* PROBLEM REQUIREMENTS: Give all of the lines again, with nothing added or dropped.
■ ■ ■ ■
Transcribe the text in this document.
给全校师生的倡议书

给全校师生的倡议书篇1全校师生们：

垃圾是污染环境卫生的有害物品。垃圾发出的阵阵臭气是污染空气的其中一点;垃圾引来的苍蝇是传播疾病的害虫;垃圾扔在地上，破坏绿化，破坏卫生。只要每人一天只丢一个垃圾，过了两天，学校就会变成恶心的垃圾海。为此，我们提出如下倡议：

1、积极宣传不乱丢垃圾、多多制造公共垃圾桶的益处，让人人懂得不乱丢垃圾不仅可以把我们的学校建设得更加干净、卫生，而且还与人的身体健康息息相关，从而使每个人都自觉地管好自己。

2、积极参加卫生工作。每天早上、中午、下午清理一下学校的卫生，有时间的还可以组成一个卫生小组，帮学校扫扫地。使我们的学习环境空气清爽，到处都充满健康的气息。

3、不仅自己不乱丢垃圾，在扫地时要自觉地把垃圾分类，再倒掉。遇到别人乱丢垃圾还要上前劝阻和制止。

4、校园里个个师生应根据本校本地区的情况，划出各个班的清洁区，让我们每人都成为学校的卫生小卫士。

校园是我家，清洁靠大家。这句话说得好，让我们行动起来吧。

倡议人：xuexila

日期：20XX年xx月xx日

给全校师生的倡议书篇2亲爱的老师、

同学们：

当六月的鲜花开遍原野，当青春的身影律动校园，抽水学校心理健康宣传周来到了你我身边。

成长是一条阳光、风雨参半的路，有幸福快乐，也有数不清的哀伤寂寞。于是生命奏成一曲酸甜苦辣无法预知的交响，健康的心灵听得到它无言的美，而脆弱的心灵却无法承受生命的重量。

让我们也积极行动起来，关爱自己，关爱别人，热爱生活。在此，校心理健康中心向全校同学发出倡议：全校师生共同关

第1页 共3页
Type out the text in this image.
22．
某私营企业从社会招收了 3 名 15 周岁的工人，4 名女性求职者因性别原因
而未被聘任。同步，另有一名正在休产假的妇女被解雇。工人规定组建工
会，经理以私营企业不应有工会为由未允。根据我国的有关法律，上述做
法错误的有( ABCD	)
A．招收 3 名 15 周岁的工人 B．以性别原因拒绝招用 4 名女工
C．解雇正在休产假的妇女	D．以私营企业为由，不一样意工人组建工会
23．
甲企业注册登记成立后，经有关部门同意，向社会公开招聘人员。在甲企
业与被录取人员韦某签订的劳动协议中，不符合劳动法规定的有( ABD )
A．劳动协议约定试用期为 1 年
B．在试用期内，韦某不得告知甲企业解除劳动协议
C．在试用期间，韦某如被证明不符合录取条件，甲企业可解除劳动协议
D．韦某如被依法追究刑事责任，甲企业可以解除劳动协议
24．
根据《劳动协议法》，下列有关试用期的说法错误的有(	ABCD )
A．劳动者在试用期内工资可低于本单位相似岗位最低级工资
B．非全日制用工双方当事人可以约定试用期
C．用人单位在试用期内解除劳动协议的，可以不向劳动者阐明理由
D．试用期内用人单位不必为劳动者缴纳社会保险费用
■ ■ ■ ■
* WRITTEN RESPONSE:
Transcribe the text in this document.
给全校师生的倡议书

给全校师生的倡议书篇1全校师生们：

垃圾是污染环境卫生的有害物品。垃圾发出的阵阵臭气是污染空气的其中一点;垃圾引来的苍蝇是传播疾病的害虫;垃圾扔在地上，破坏绿化，破坏卫生。只要每人一天只丢一个垃圾，过了两天，学校就会变成恶心的垃圾海。为此，我们提出如下倡议：

1、积极宣传不乱丢垃圾、多多制造公共垃圾桶的益处，让人人懂得不乱丢垃圾不仅可以把我们的学校建设得更加干净、卫生，而且还与人的身体健康息息相关，从而使每个人都自觉地管好自己。

2、积极参加卫生工作。每天早上、中午、下午清理一下学校的卫生，有时间的还可以组成一个卫生小组，帮学校扫扫地。使我们的学习环境空气清爽，到处都充满健康的气息。

3、不仅自己不乱丢垃圾，在扫地时要自觉地把垃圾分类，再倒掉。遇到别人乱丢垃圾还要上前劝阻和制止。

4、校园里个个师生应根据本校本地区的情况，划出各个班的清洁区，让我们每人都成为学校的卫生小卫士。

校园是我家，清洁靠大家。这句话说得好，让我们行动起来吧。

倡议人：xuexila

日期：20XX年xx月xx日

给全校师生的倡议书篇2亲爱的老师、

同学们：

当六月的鲜花开遍原野，当青春的身影律动校园，抽水学校心理健康宣传周来到了你我身边。

成长是一条阳光、风雨参半的路，有幸福快乐，也有数不清的哀伤寂寞。于是生命奏成一曲酸甜苦辣无法预知的交响，健康的心灵听得到它无言的美，而脆弱的心灵却无法承受生命的重量。

让我们也积极行动起来，关爱自己，关爱别人，热爱生活。在此，校心理健康中心向全校同学发出倡议：全校师生共同关

第1页 共3页
Type out the text in this image.
22．
某私营企业从社会招收了 3 名 15 周岁的工人，4 名女性求职者因性别原因
而未被聘任。同步，另有一名正在休产假的妇女被解雇。工人规定组建工
会，经理以私营企业不应有工会为由未允。根据我国的有关法律，上述做
法错误的有( ABCD	)
A．招收 3 名 15 周岁的工人 B．以性别原因拒绝招用 4 名女工
C．解雇正在休产假的妇女	D．以私营企业为由，不一样意工人组建工会
23．
甲企业注册登记成立后，经有关部门同意，向社会公开招聘人员。在甲企
业与被录取人员韦某签订的劳动协议中，不符合劳动法规定的有( ABD )
A．劳动协议约定试用期为 1 年
B．在试用期内，韦某不得告知甲企业解除劳动协议
C．在试用期间，韦某如被证明不符合录取条件，甲企业可解除劳动协议
D．韦某如被依法追究刑事责任，甲企业可以解除劳动协议
24．
根据《劳动协议法》，下列有关试用期的说法错误的有(	ABCD )
A．劳动者在试用期内工资可低于本单位相似岗位最低级工资
B．非全日制用工双方当事人可以约定试用期
C．用人单位在试用期内解除劳动协议的，可以不向劳动者阐明理由
D．试用期内用人单位不必为劳动者缴纳社会保险费用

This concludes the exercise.